== Given problem ==
Format the entries from the line containing "most 100 elements." through the line containing "box-12 (104, 248, 433, 265)" as a numbered list, omitting any blank lines.
--- start of Source data ---
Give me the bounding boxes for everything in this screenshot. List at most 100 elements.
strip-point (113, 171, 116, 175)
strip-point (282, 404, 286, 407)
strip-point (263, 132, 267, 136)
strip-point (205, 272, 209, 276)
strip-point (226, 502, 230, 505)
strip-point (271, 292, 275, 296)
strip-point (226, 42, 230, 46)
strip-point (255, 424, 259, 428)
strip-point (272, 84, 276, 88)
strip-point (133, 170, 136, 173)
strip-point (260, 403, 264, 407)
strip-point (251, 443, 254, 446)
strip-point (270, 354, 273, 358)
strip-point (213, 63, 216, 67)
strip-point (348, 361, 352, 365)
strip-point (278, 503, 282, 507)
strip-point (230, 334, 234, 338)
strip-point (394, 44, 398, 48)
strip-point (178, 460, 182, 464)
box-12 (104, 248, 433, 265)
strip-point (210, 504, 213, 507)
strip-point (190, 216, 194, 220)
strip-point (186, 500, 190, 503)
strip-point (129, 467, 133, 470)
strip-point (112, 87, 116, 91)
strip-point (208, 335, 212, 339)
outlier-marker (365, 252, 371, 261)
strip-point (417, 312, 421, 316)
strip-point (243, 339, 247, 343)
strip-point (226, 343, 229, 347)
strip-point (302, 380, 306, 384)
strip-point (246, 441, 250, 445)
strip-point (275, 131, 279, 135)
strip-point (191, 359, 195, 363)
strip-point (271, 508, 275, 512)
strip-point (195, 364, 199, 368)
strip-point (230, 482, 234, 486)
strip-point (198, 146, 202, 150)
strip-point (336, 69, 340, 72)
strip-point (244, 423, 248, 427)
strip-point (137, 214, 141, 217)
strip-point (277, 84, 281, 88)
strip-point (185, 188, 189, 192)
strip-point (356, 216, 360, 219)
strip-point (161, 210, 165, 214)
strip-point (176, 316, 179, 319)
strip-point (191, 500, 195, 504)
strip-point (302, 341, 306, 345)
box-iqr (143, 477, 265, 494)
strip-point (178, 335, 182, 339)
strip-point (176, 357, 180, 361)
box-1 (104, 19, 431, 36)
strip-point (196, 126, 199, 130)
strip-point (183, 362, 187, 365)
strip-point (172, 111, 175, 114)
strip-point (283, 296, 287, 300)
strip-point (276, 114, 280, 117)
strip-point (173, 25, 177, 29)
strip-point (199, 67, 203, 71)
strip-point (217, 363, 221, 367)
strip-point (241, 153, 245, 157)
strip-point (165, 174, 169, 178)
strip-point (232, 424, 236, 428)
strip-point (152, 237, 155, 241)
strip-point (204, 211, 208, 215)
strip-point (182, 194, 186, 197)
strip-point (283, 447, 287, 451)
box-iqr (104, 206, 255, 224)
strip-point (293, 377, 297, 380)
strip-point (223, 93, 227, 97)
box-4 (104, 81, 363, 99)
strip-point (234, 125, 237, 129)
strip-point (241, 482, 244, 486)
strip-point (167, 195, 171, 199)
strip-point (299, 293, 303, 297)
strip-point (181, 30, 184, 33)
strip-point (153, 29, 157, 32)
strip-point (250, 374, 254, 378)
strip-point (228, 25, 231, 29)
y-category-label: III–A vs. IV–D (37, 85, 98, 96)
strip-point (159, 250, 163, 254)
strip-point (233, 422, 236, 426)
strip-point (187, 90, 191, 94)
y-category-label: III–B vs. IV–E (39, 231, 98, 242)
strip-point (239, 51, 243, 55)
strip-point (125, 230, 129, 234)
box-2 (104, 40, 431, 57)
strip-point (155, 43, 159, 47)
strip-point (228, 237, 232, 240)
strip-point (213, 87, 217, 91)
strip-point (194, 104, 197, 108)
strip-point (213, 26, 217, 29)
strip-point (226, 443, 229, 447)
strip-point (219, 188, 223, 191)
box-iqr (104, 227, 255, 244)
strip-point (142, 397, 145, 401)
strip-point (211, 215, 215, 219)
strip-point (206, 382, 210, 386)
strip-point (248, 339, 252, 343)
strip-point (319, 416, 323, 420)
--- end of Source data ---
--- start of Source data ---
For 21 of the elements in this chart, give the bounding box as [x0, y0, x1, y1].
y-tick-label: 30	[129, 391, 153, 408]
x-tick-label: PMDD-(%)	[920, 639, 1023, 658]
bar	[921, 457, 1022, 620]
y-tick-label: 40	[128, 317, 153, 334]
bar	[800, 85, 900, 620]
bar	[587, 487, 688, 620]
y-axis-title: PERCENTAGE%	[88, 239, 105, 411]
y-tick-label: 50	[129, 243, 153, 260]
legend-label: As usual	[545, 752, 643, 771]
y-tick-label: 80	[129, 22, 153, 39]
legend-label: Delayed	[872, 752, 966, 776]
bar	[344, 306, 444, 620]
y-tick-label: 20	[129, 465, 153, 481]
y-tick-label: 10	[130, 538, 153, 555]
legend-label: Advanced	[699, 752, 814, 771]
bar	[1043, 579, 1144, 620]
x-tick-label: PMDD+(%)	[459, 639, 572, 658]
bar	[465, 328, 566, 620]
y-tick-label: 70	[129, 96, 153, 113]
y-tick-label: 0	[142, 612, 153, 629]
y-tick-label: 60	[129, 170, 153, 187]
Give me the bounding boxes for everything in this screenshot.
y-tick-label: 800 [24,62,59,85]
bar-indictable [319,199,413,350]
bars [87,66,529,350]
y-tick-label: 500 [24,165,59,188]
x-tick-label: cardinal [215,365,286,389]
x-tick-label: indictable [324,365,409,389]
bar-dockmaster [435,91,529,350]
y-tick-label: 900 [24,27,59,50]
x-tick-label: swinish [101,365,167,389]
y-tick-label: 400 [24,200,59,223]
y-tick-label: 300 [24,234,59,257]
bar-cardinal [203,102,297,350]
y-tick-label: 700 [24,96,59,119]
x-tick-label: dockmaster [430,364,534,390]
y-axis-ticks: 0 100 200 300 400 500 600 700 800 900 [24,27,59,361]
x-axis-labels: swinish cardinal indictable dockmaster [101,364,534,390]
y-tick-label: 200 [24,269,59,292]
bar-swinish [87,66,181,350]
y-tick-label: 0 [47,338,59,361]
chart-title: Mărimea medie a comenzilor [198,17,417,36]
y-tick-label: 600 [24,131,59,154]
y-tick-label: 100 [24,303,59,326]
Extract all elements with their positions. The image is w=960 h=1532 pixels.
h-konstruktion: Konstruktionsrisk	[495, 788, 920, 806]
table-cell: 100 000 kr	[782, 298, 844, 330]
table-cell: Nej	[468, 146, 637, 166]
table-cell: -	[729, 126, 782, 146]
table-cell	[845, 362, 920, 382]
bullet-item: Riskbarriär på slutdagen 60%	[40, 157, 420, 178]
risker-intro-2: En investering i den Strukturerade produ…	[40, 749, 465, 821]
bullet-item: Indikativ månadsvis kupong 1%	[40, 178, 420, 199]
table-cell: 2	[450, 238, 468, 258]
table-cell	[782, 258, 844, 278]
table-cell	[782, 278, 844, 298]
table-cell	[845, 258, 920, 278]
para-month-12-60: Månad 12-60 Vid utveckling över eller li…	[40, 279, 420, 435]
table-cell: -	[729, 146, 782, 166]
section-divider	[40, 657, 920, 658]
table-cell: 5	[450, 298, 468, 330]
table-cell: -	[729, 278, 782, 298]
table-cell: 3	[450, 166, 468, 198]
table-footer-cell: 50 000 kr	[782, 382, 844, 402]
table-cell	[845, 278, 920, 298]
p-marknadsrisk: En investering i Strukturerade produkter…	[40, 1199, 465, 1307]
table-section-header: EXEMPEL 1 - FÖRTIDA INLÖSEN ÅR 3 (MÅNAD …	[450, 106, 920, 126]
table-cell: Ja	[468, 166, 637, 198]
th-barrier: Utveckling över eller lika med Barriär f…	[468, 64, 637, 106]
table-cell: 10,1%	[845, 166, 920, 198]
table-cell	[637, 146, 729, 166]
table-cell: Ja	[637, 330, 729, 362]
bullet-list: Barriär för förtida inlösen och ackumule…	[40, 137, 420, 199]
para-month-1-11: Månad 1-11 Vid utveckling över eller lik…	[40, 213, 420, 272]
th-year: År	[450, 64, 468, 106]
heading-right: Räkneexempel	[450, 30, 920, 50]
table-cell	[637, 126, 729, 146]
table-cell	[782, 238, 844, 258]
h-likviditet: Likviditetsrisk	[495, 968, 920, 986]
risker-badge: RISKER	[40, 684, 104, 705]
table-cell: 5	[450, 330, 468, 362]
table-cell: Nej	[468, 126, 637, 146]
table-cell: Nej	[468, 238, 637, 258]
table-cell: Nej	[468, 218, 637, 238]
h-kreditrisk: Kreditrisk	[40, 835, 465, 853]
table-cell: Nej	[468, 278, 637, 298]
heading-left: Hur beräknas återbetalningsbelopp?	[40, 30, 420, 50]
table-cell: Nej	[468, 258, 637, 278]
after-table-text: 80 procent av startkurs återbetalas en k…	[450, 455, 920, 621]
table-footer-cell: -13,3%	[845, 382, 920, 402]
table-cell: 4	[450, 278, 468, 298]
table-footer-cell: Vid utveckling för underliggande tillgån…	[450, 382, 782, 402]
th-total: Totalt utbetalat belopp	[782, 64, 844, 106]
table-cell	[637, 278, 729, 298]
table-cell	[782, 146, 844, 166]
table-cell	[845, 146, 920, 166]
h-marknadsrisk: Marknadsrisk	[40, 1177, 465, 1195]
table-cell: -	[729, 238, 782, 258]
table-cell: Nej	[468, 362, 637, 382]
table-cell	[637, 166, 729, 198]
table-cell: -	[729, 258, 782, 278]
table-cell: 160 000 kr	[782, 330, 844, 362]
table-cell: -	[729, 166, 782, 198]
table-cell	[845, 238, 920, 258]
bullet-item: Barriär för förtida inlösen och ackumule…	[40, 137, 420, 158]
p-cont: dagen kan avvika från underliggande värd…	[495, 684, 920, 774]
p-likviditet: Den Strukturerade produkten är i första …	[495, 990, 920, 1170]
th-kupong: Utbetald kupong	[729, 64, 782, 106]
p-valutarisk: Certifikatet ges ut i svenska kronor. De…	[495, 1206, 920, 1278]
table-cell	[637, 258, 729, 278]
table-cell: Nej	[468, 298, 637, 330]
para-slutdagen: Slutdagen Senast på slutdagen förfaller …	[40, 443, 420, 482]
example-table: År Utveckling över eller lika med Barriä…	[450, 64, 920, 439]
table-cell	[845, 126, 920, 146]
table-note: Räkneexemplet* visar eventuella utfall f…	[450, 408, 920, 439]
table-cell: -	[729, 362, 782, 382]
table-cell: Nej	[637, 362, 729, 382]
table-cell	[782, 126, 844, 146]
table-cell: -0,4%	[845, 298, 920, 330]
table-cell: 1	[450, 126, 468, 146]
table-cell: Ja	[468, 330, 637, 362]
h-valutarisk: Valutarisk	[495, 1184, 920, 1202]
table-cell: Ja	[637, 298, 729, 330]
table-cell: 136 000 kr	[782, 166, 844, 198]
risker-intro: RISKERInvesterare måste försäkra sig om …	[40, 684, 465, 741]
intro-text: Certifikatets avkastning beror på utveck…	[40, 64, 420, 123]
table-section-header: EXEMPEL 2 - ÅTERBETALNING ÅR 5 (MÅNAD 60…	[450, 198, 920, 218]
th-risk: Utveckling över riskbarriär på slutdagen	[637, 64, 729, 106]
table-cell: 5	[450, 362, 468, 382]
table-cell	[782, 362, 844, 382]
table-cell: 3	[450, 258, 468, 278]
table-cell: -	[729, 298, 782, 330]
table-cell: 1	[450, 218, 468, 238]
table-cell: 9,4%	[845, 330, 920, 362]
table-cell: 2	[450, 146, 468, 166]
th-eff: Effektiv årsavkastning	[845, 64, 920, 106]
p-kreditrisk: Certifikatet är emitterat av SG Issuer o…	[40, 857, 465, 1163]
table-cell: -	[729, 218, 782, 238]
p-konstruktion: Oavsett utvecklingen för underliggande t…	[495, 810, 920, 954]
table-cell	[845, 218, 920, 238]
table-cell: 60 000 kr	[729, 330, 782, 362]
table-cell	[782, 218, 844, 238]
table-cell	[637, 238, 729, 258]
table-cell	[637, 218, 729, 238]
--- end of Source data ---
== Reply ==
1. Give me the bounding boxes for everything in this screenshot. List at most 100 elements.
2. strip-point (113, 171, 116, 175)
3. strip-point (282, 404, 286, 407)
4. strip-point (263, 132, 267, 136)
5. strip-point (205, 272, 209, 276)
6. strip-point (226, 502, 230, 505)
7. strip-point (271, 292, 275, 296)
8. strip-point (226, 42, 230, 46)
9. strip-point (255, 424, 259, 428)
10. strip-point (272, 84, 276, 88)
11. strip-point (133, 170, 136, 173)
12. strip-point (260, 403, 264, 407)
13. strip-point (251, 443, 254, 446)
14. strip-point (270, 354, 273, 358)
15. strip-point (213, 63, 216, 67)
16. strip-point (348, 361, 352, 365)
17. strip-point (278, 503, 282, 507)
18. strip-point (230, 334, 234, 338)
19. strip-point (394, 44, 398, 48)
20. strip-point (178, 460, 182, 464)
21. box-12 (104, 248, 433, 265)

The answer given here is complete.